#### Records shown
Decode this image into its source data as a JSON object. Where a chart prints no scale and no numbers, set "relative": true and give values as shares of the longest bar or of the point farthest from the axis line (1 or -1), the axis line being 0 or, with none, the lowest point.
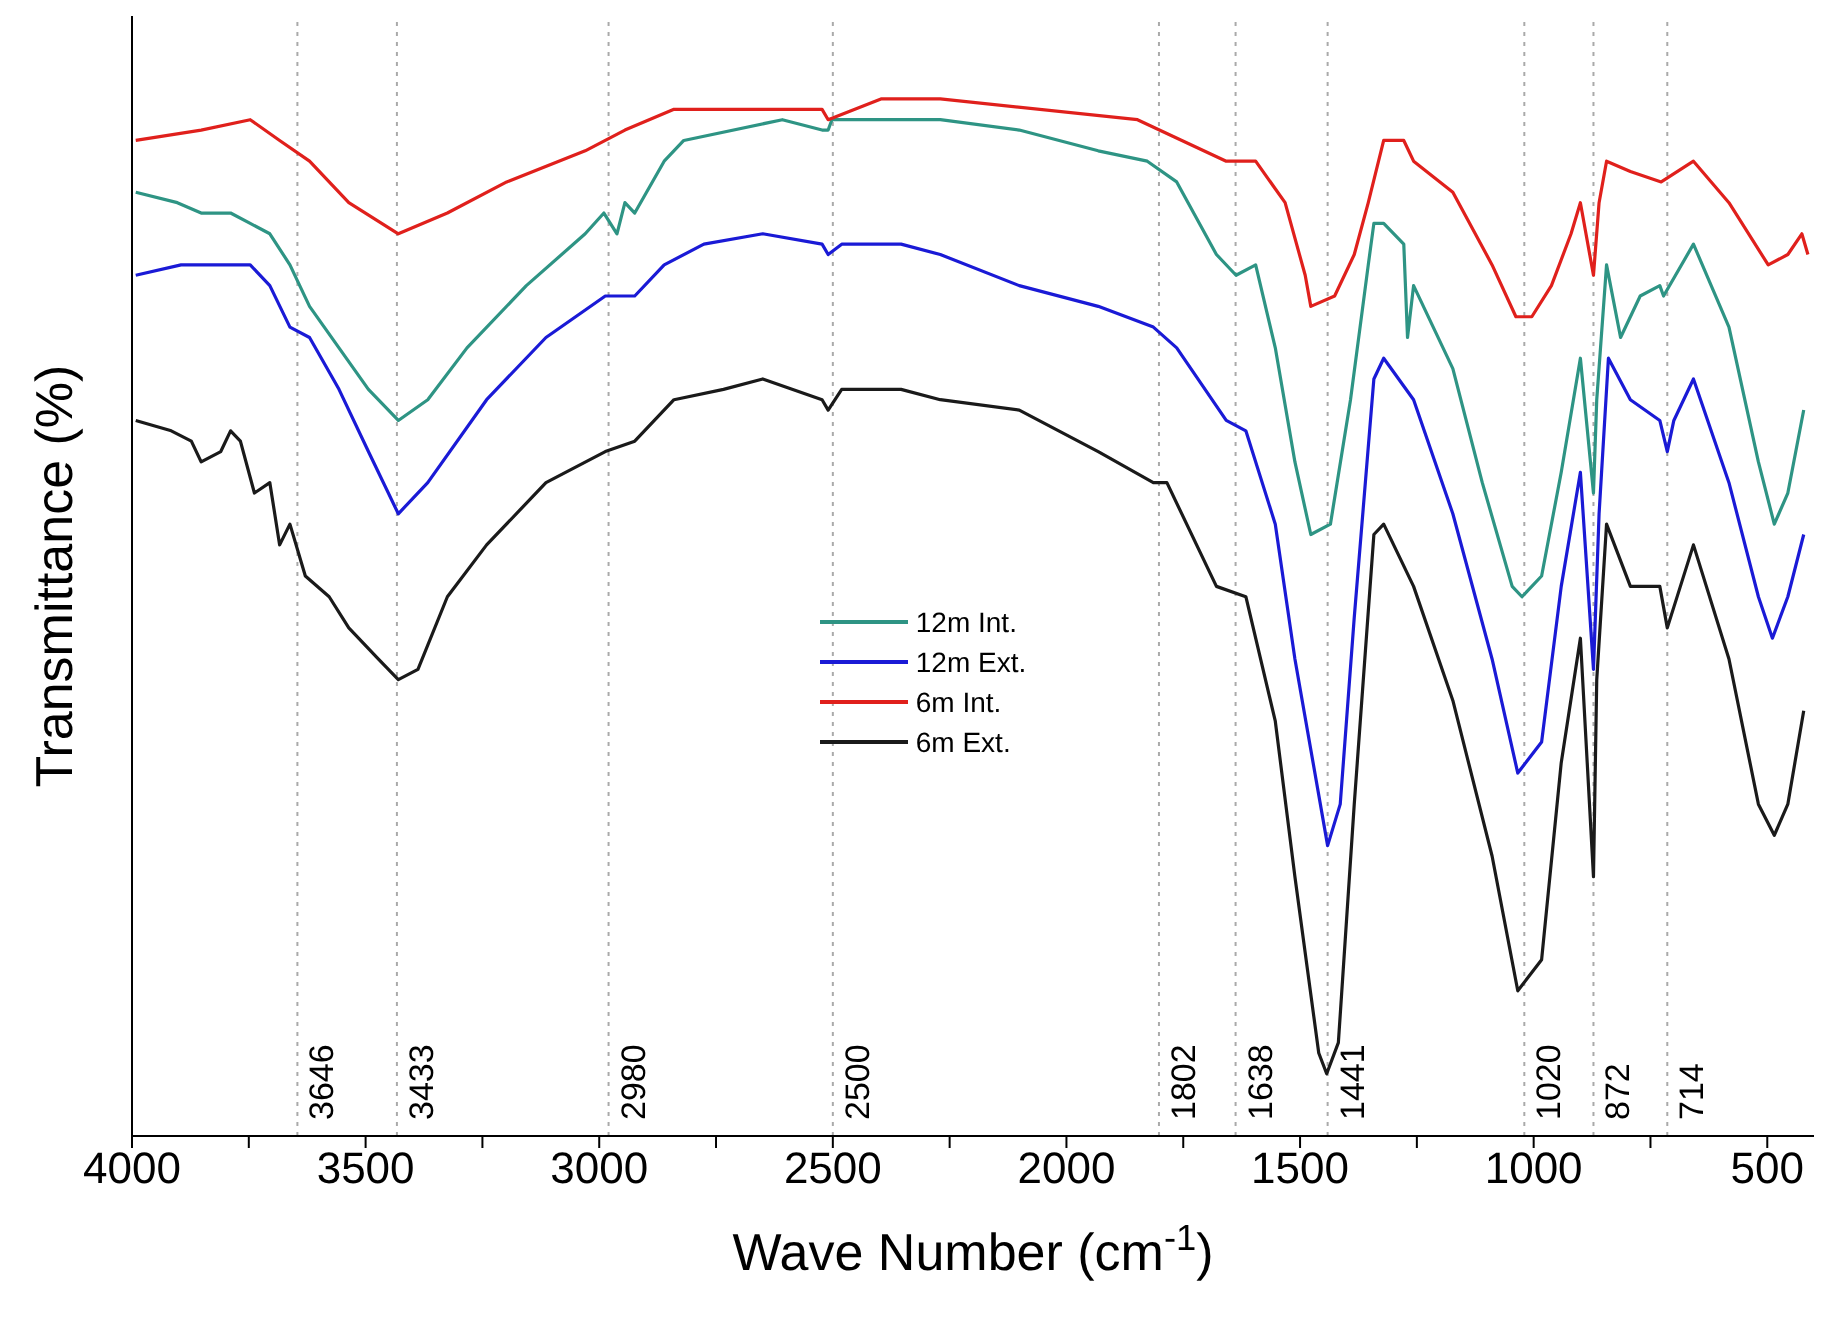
{
  "chart_data": {
    "type": "line",
    "relative": true,
    "xlabel": "Wave Number (cm$^{-1}$)",
    "ylabel": "Transmittance (%)",
    "xlim": [
      4000,
      400
    ],
    "xticks": [
      4000,
      {
        "value": 3750,
        "label": null
      },
      3500,
      {
        "value": 3250,
        "label": null
      },
      3000,
      {
        "value": 2750,
        "label": null
      },
      2500,
      {
        "value": 2250,
        "label": null
      },
      2000,
      {
        "value": 1750,
        "label": null
      },
      1500,
      {
        "value": 1250,
        "label": null
      },
      1000,
      {
        "value": 750,
        "label": null
      },
      500
    ],
    "grid": false,
    "legend": "center",
    "marker": "none",
    "line_style": "solid",
    "ref_lines": [
      {
        "axis": "x",
        "value": 3646,
        "label": "3646",
        "line_style": "dotted",
        "color": "#aaaaaa"
      },
      {
        "axis": "x",
        "value": 3433,
        "label": "3433",
        "line_style": "dotted",
        "color": "#aaaaaa"
      },
      {
        "axis": "x",
        "value": 2980,
        "label": "2980",
        "line_style": "dotted",
        "color": "#aaaaaa"
      },
      {
        "axis": "x",
        "value": 2500,
        "label": "2500",
        "line_style": "dotted",
        "color": "#aaaaaa"
      },
      {
        "axis": "x",
        "value": 1802,
        "label": "1802",
        "line_style": "dotted",
        "color": "#aaaaaa"
      },
      {
        "axis": "x",
        "value": 1638,
        "label": "1638",
        "line_style": "dotted",
        "color": "#aaaaaa"
      },
      {
        "axis": "x",
        "value": 1441,
        "label": "1441",
        "line_style": "dotted",
        "color": "#aaaaaa"
      },
      {
        "axis": "x",
        "value": 1020,
        "label": "1020",
        "line_style": "dotted",
        "color": "#aaaaaa"
      },
      {
        "axis": "x",
        "value": 872,
        "label": "872",
        "line_style": "dotted",
        "color": "#aaaaaa"
      },
      {
        "axis": "x",
        "value": 714,
        "label": "714",
        "line_style": "dotted",
        "color": "#aaaaaa"
      }
    ],
    "series": [
      {
        "name": "12m Int.",
        "color": "#2e9484",
        "x": [
          3992,
          3903,
          3852,
          3789,
          3747,
          3705,
          3662,
          3620,
          3557,
          3494,
          3430,
          3367,
          3283,
          3156,
          3030,
          2990,
          2962,
          2945,
          2924,
          2861,
          2819,
          2608,
          2523,
          2510,
          2502,
          2270,
          2101,
          1932,
          1827,
          1764,
          1679,
          1637,
          1595,
          1553,
          1511,
          1477,
          1435,
          1392,
          1354,
          1342,
          1321,
          1278,
          1270,
          1257,
          1173,
          1110,
          1046,
          1025,
          983,
          941,
          900,
          872,
          865,
          844,
          814,
          772,
          730,
          722,
          658,
          582,
          519,
          485,
          456,
          422
        ],
        "values": [
          0.91,
          0.9,
          0.89,
          0.89,
          0.88,
          0.87,
          0.84,
          0.8,
          0.76,
          0.72,
          0.69,
          0.71,
          0.76,
          0.82,
          0.87,
          0.89,
          0.87,
          0.9,
          0.89,
          0.94,
          0.96,
          0.98,
          0.97,
          0.97,
          0.98,
          0.98,
          0.97,
          0.95,
          0.94,
          0.92,
          0.85,
          0.83,
          0.84,
          0.76,
          0.65,
          0.58,
          0.59,
          0.71,
          0.84,
          0.88,
          0.88,
          0.86,
          0.77,
          0.82,
          0.74,
          0.63,
          0.53,
          0.52,
          0.54,
          0.64,
          0.75,
          0.62,
          0.71,
          0.84,
          0.77,
          0.81,
          0.82,
          0.81,
          0.86,
          0.78,
          0.65,
          0.59,
          0.62,
          0.7
        ]
      },
      {
        "name": "12m Ext.",
        "color": "#1a1ad6",
        "x": [
          3992,
          3895,
          3789,
          3747,
          3705,
          3662,
          3620,
          3557,
          3494,
          3430,
          3367,
          3241,
          3114,
          2987,
          2924,
          2861,
          2776,
          2650,
          2523,
          2510,
          2481,
          2354,
          2270,
          2101,
          1932,
          1814,
          1764,
          1658,
          1616,
          1553,
          1511,
          1441,
          1414,
          1384,
          1342,
          1321,
          1257,
          1173,
          1089,
          1034,
          983,
          941,
          900,
          872,
          860,
          840,
          793,
          730,
          714,
          700,
          658,
          582,
          519,
          489,
          456,
          422
        ],
        "values": [
          0.83,
          0.84,
          0.84,
          0.84,
          0.82,
          0.78,
          0.77,
          0.72,
          0.66,
          0.6,
          0.63,
          0.71,
          0.77,
          0.81,
          0.81,
          0.84,
          0.86,
          0.87,
          0.86,
          0.85,
          0.86,
          0.86,
          0.85,
          0.82,
          0.8,
          0.78,
          0.76,
          0.69,
          0.68,
          0.59,
          0.46,
          0.28,
          0.32,
          0.5,
          0.73,
          0.75,
          0.71,
          0.6,
          0.46,
          0.35,
          0.38,
          0.53,
          0.64,
          0.45,
          0.6,
          0.75,
          0.71,
          0.69,
          0.66,
          0.69,
          0.73,
          0.63,
          0.52,
          0.48,
          0.52,
          0.58
        ]
      },
      {
        "name": "6m Int.",
        "color": "#e0201c",
        "x": [
          3992,
          3852,
          3747,
          3684,
          3620,
          3536,
          3430,
          3325,
          3198,
          3030,
          2945,
          2840,
          2608,
          2523,
          2510,
          2397,
          2270,
          1848,
          1658,
          1595,
          1532,
          1489,
          1477,
          1426,
          1384,
          1354,
          1321,
          1278,
          1257,
          1173,
          1089,
          1038,
          1004,
          962,
          920,
          900,
          872,
          860,
          844,
          793,
          727,
          658,
          582,
          498,
          456,
          426,
          413
        ],
        "values": [
          0.96,
          0.97,
          0.98,
          0.96,
          0.94,
          0.9,
          0.87,
          0.89,
          0.92,
          0.95,
          0.97,
          0.99,
          0.99,
          0.99,
          0.98,
          1.0,
          1.0,
          0.98,
          0.94,
          0.94,
          0.9,
          0.83,
          0.8,
          0.81,
          0.85,
          0.9,
          0.96,
          0.96,
          0.94,
          0.91,
          0.84,
          0.79,
          0.79,
          0.82,
          0.87,
          0.9,
          0.83,
          0.9,
          0.94,
          0.93,
          0.92,
          0.94,
          0.9,
          0.84,
          0.85,
          0.87,
          0.85
        ]
      },
      {
        "name": "6m Ext.",
        "color": "#1a1a1a",
        "x": [
          3992,
          3916,
          3873,
          3852,
          3810,
          3789,
          3768,
          3738,
          3705,
          3684,
          3662,
          3629,
          3578,
          3536,
          3473,
          3430,
          3388,
          3325,
          3241,
          3114,
          2987,
          2924,
          2840,
          2734,
          2650,
          2523,
          2510,
          2481,
          2354,
          2270,
          2101,
          1932,
          1814,
          1785,
          1679,
          1616,
          1553,
          1511,
          1460,
          1443,
          1418,
          1384,
          1342,
          1321,
          1257,
          1173,
          1089,
          1034,
          983,
          941,
          900,
          872,
          865,
          844,
          793,
          730,
          714,
          700,
          658,
          582,
          519,
          485,
          456,
          422
        ],
        "values": [
          0.69,
          0.68,
          0.67,
          0.65,
          0.66,
          0.68,
          0.67,
          0.62,
          0.63,
          0.57,
          0.59,
          0.54,
          0.52,
          0.49,
          0.46,
          0.44,
          0.45,
          0.52,
          0.57,
          0.63,
          0.66,
          0.67,
          0.71,
          0.72,
          0.73,
          0.71,
          0.7,
          0.72,
          0.72,
          0.71,
          0.7,
          0.66,
          0.63,
          0.63,
          0.53,
          0.52,
          0.4,
          0.25,
          0.08,
          0.06,
          0.09,
          0.32,
          0.58,
          0.59,
          0.53,
          0.42,
          0.27,
          0.14,
          0.17,
          0.36,
          0.48,
          0.25,
          0.44,
          0.59,
          0.53,
          0.53,
          0.49,
          0.51,
          0.57,
          0.46,
          0.32,
          0.29,
          0.32,
          0.41
        ]
      }
    ]
  }
}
########
Aim ▸ Which lines contain the word "none"? Copy each of them.

Solution to the exercise ▸
Decode this image into its source data as a JSON object. Where a chart prints no scale and no numbers, set "relative": true and give values as shares of the longest bar or of the point farthest from the axis line (1 or -1), the axis line being 0 or, with none, the lowest point.
    "marker": "none",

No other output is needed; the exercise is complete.